__RECORDS TO USE__
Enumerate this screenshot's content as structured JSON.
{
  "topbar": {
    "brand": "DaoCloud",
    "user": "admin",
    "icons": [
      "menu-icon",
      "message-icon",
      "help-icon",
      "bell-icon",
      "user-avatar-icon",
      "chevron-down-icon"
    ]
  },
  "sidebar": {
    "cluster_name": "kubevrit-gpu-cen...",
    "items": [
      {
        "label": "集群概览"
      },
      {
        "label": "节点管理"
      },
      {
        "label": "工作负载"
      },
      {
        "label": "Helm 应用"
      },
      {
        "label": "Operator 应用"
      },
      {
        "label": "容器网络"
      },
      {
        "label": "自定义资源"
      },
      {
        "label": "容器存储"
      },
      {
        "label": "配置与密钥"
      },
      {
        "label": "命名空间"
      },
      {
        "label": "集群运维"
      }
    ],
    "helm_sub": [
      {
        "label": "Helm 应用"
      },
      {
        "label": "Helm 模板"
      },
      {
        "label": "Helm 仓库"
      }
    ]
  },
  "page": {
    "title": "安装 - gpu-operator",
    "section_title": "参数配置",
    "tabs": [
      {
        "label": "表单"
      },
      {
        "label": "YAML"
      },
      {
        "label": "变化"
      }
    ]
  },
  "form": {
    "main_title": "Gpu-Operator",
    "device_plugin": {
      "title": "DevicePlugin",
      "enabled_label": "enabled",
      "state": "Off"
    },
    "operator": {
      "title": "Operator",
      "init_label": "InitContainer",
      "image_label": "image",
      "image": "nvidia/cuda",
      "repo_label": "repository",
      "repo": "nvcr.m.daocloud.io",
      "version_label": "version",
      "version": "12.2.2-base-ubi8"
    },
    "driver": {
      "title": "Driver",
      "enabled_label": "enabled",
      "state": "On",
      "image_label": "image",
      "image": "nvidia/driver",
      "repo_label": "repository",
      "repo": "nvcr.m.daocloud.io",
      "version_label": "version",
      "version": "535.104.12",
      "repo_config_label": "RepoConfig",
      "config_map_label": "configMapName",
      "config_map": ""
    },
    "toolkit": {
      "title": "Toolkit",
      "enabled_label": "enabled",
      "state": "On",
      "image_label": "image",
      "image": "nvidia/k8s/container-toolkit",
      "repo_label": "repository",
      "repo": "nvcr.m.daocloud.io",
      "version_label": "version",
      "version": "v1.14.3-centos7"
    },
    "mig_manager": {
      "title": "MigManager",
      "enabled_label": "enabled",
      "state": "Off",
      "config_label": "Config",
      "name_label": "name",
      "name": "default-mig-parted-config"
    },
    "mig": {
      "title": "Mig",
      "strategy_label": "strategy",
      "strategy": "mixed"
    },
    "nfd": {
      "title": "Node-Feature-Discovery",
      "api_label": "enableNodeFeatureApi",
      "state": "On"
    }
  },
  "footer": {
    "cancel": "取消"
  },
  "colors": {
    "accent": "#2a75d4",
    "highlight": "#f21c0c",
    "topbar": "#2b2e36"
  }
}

__EXERCISE__
Extract each line of the material exactly as it stands.

__FULL ANSWER__
Enumerate this screenshot's content as structured JSON.
{
  "topbar": {
    "brand": "DaoCloud",
    "user": "admin",
    "icons": [
      "menu-icon",
      "message-icon",
      "help-icon",
      "bell-icon",
      "user-avatar-icon",
      "chevron-down-icon"
    ]
  },
  "sidebar": {
    "cluster_name": "kubevrit-gpu-cen...",
    "items": [
      {
        "label": "集群概览"
      },
      {
        "label": "节点管理"
      },
      {
        "label": "工作负载"
      },
      {
        "label": "Helm 应用"
      },
      {
        "label": "Operator 应用"
      },
      {
        "label": "容器网络"
      },
      {
        "label": "自定义资源"
      },
      {
        "label": "容器存储"
      },
      {
        "label": "配置与密钥"
      },
      {
        "label": "命名空间"
      },
      {
        "label": "集群运维"
      }
    ],
    "helm_sub": [
      {
        "label": "Helm 应用"
      },
      {
        "label": "Helm 模板"
      },
      {
        "label": "Helm 仓库"
      }
    ]
  },
  "page": {
    "title": "安装 - gpu-operator",
    "section_title": "参数配置",
    "tabs": [
      {
        "label": "表单"
      },
      {
        "label": "YAML"
      },
      {
        "label": "变化"
      }
    ]
  },
  "form": {
    "main_title": "Gpu-Operator",
    "device_plugin": {
      "title": "DevicePlugin",
      "enabled_label": "enabled",
      "state": "Off"
    },
    "operator": {
      "title": "Operator",
      "init_label": "InitContainer",
      "image_label": "image",
      "image": "nvidia/cuda",
      "repo_label": "repository",
      "repo": "nvcr.m.daocloud.io",
      "version_label": "version",
      "version": "12.2.2-base-ubi8"
    },
    "driver": {
      "title": "Driver",
      "enabled_label": "enabled",
      "state": "On",
      "image_label": "image",
      "image": "nvidia/driver",
      "repo_label": "repository",
      "repo": "nvcr.m.daocloud.io",
      "version_label": "version",
      "version": "535.104.12",
      "repo_config_label": "RepoConfig",
      "config_map_label": "configMapName",
      "config_map": ""
    },
    "toolkit": {
      "title": "Toolkit",
      "enabled_label": "enabled",
      "state": "On",
      "image_label": "image",
      "image": "nvidia/k8s/container-toolkit",
      "repo_label": "repository",
      "repo": "nvcr.m.daocloud.io",
      "version_label": "version",
      "version": "v1.14.3-centos7"
    },
    "mig_manager": {
      "title": "MigManager",
      "enabled_label": "enabled",
      "state": "Off",
      "config_label": "Config",
      "name_label": "name",
      "name": "default-mig-parted-config"
    },
    "mig": {
      "title": "Mig",
      "strategy_label": "strategy",
      "strategy": "mixed"
    },
    "nfd": {
      "title": "Node-Feature-Discovery",
      "api_label": "enableNodeFeatureApi",
      "state": "On"
    }
  },
  "footer": {
    "cancel": "取消"
  },
  "colors": {
    "accent": "#2a75d4",
    "highlight": "#f21c0c",
    "topbar": "#2b2e36"
  }
}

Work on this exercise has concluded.